**Required task:**
Omit all images. Transcribe the rest of the material below exactly.
--- BEGIN Material provided ---
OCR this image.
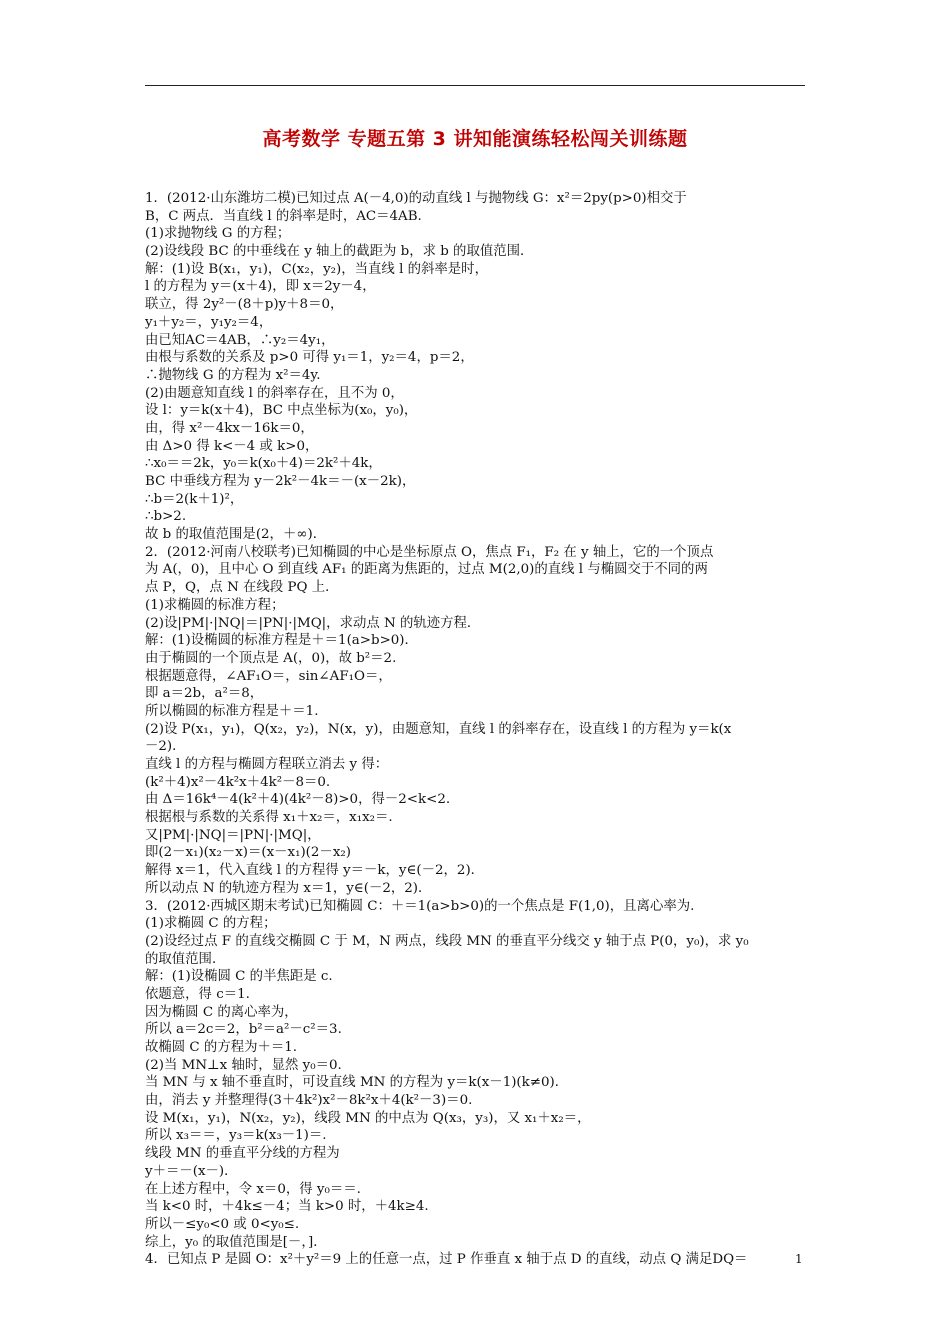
高考数学 专题五第 3 讲知能演练轻松闯关训练题
1．(2012·山东潍坊二模)已知过点 A(－4,0)的动直线 l 与抛物线 G：x²＝2py(p>0)相交于
B，C 两点．当直线 l 的斜率是时，AC＝4AB.
(1)求抛物线 G 的方程；
(2)设线段 BC 的中垂线在 y 轴上的截距为 b，求 b 的取值范围．
解：(1)设 B(x₁，y₁)，C(x₂，y₂)，当直线 l 的斜率是时，
l 的方程为 y＝(x＋4)，即 x＝2y－4，
联立，得 2y²－(8＋p)y＋8＝0，
y₁＋y₂＝，y₁y₂＝4，
由已知AC＝4AB，∴y₂＝4y₁，
由根与系数的关系及 p>0 可得 y₁＝1，y₂＝4，p＝2，
∴抛物线 G 的方程为 x²＝4y.
(2)由题意知直线 l 的斜率存在，且不为 0，
设 l：y＝k(x＋4)，BC 中点坐标为(x₀，y₀)，
由，得 x²－4kx－16k＝0，
由 Δ>0 得 k<－4 或 k>0，
∴x₀＝＝2k，y₀＝k(x₀＋4)＝2k²＋4k，
BC 中垂线方程为 y－2k²－4k＝－(x－2k)，
∴b＝2(k＋1)²，
∴b>2.
故 b 的取值范围是(2，＋∞)．
2．(2012·河南八校联考)已知椭圆的中心是坐标原点 O，焦点 F₁，F₂ 在 y 轴上，它的一个顶点
为 A(，0)，且中心 O 到直线 AF₁ 的距离为焦距的，过点 M(2,0)的直线 l 与椭圆交于不同的两
点 P，Q，点 N 在线段 PQ 上．
(1)求椭圆的标准方程；
(2)设|PM|·|NQ|＝|PN|·|MQ|，求动点 N 的轨迹方程．
解：(1)设椭圆的标准方程是＋＝1(a>b>0)．
由于椭圆的一个顶点是 A(，0)，故 b²＝2.
根据题意得，∠AF₁O＝，sin∠AF₁O＝，
即 a＝2b，a²＝8，
所以椭圆的标准方程是＋＝1.
(2)设 P(x₁，y₁)，Q(x₂，y₂)，N(x，y)，由题意知，直线 l 的斜率存在，设直线 l 的方程为 y＝k(x
－2)．
直线 l 的方程与椭圆方程联立消去 y 得：
(k²＋4)x²－4k²x＋4k²－8＝0.
由 Δ＝16k⁴－4(k²＋4)(4k²－8)>0，得－2<k<2.
根据根与系数的关系得 x₁＋x₂＝，x₁x₂＝.
又|PM|·|NQ|＝|PN|·|MQ|，
即(2－x₁)(x₂－x)＝(x－x₁)(2－x₂)
解得 x＝1，代入直线 l 的方程得 y＝－k，y∈(－2，2)．
所以动点 N 的轨迹方程为 x＝1，y∈(－2，2)．
3．(2012·西城区期末考试)已知椭圆 C：＋＝1(a>b>0)的一个焦点是 F(1,0)，且离心率为.
(1)求椭圆 C 的方程；
(2)设经过点 F 的直线交椭圆 C 于 M，N 两点，线段 MN 的垂直平分线交 y 轴于点 P(0，y₀)，求 y₀
的取值范围．
解：(1)设椭圆 C 的半焦距是 c.
依题意，得 c＝1.
因为椭圆 C 的离心率为，
所以 a＝2c＝2，b²＝a²－c²＝3.
故椭圆 C 的方程为＋＝1.
(2)当 MN⊥x 轴时，显然 y₀＝0.
当 MN 与 x 轴不垂直时，可设直线 MN 的方程为 y＝k(x－1)(k≠0)．
由，消去 y 并整理得(3＋4k²)x²－8k²x＋4(k²－3)＝0.
设 M(x₁，y₁)，N(x₂，y₂)，线段 MN 的中点为 Q(x₃，y₃)，又 x₁＋x₂＝，
所以 x₃＝＝，y₃＝k(x₃－1)＝.
线段 MN 的垂直平分线的方程为
y＋＝－(x－)．
在上述方程中，令 x＝0，得 y₀＝＝.
当 k<0 时，＋4k≤－4；当 k>0 时，＋4k≥4.
所以－≤y₀<0 或 0<y₀≤.
综上，y₀ 的取值范围是[－，]．
4．已知点 P 是圆 O：x²＋y²＝9 上的任意一点，过 P 作垂直 x 轴于点 D 的直线，动点 Q 满足DQ＝	1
--- END Material provided ---
**Answer to the exercise:**
OCR this image.
高考数学 专题五第 3 讲知能演练轻松闯关训练题
1．(2012·山东潍坊二模)已知过点 A(－4,0)的动直线 l 与抛物线 G：x²＝2py(p>0)相交于
B，C 两点．当直线 l 的斜率是时，AC＝4AB.
(1)求抛物线 G 的方程；
(2)设线段 BC 的中垂线在 y 轴上的截距为 b，求 b 的取值范围．
解：(1)设 B(x₁，y₁)，C(x₂，y₂)，当直线 l 的斜率是时，
l 的方程为 y＝(x＋4)，即 x＝2y－4，
联立，得 2y²－(8＋p)y＋8＝0，
y₁＋y₂＝，y₁y₂＝4，
由已知AC＝4AB，∴y₂＝4y₁，
由根与系数的关系及 p>0 可得 y₁＝1，y₂＝4，p＝2，
∴抛物线 G 的方程为 x²＝4y.
(2)由题意知直线 l 的斜率存在，且不为 0，
设 l：y＝k(x＋4)，BC 中点坐标为(x₀，y₀)，
由，得 x²－4kx－16k＝0，
由 Δ>0 得 k<－4 或 k>0，
∴x₀＝＝2k，y₀＝k(x₀＋4)＝2k²＋4k，
BC 中垂线方程为 y－2k²－4k＝－(x－2k)，
∴b＝2(k＋1)²，
∴b>2.
故 b 的取值范围是(2，＋∞)．
2．(2012·河南八校联考)已知椭圆的中心是坐标原点 O，焦点 F₁，F₂ 在 y 轴上，它的一个顶点
为 A(，0)，且中心 O 到直线 AF₁ 的距离为焦距的，过点 M(2,0)的直线 l 与椭圆交于不同的两
点 P，Q，点 N 在线段 PQ 上．
(1)求椭圆的标准方程；
(2)设|PM|·|NQ|＝|PN|·|MQ|，求动点 N 的轨迹方程．
解：(1)设椭圆的标准方程是＋＝1(a>b>0)．
由于椭圆的一个顶点是 A(，0)，故 b²＝2.
根据题意得，∠AF₁O＝，sin∠AF₁O＝，
即 a＝2b，a²＝8，
所以椭圆的标准方程是＋＝1.
(2)设 P(x₁，y₁)，Q(x₂，y₂)，N(x，y)，由题意知，直线 l 的斜率存在，设直线 l 的方程为 y＝k(x
－2)．
直线 l 的方程与椭圆方程联立消去 y 得：
(k²＋4)x²－4k²x＋4k²－8＝0.
由 Δ＝16k⁴－4(k²＋4)(4k²－8)>0，得－2<k<2.
根据根与系数的关系得 x₁＋x₂＝，x₁x₂＝.
又|PM|·|NQ|＝|PN|·|MQ|，
即(2－x₁)(x₂－x)＝(x－x₁)(2－x₂)
解得 x＝1，代入直线 l 的方程得 y＝－k，y∈(－2，2)．
所以动点 N 的轨迹方程为 x＝1，y∈(－2，2)．
3．(2012·西城区期末考试)已知椭圆 C：＋＝1(a>b>0)的一个焦点是 F(1,0)，且离心率为.
(1)求椭圆 C 的方程；
(2)设经过点 F 的直线交椭圆 C 于 M，N 两点，线段 MN 的垂直平分线交 y 轴于点 P(0，y₀)，求 y₀
的取值范围．
解：(1)设椭圆 C 的半焦距是 c.
依题意，得 c＝1.
因为椭圆 C 的离心率为，
所以 a＝2c＝2，b²＝a²－c²＝3.
故椭圆 C 的方程为＋＝1.
(2)当 MN⊥x 轴时，显然 y₀＝0.
当 MN 与 x 轴不垂直时，可设直线 MN 的方程为 y＝k(x－1)(k≠0)．
由，消去 y 并整理得(3＋4k²)x²－8k²x＋4(k²－3)＝0.
设 M(x₁，y₁)，N(x₂，y₂)，线段 MN 的中点为 Q(x₃，y₃)，又 x₁＋x₂＝，
所以 x₃＝＝，y₃＝k(x₃－1)＝.
线段 MN 的垂直平分线的方程为
y＋＝－(x－)．
在上述方程中，令 x＝0，得 y₀＝＝.
当 k<0 时，＋4k≤－4；当 k>0 时，＋4k≥4.
所以－≤y₀<0 或 0<y₀≤.
综上，y₀ 的取值范围是[－，]．
4．已知点 P 是圆 O：x²＋y²＝9 上的任意一点，过 P 作垂直 x 轴于点 D 的直线，动点 Q 满足DQ＝	1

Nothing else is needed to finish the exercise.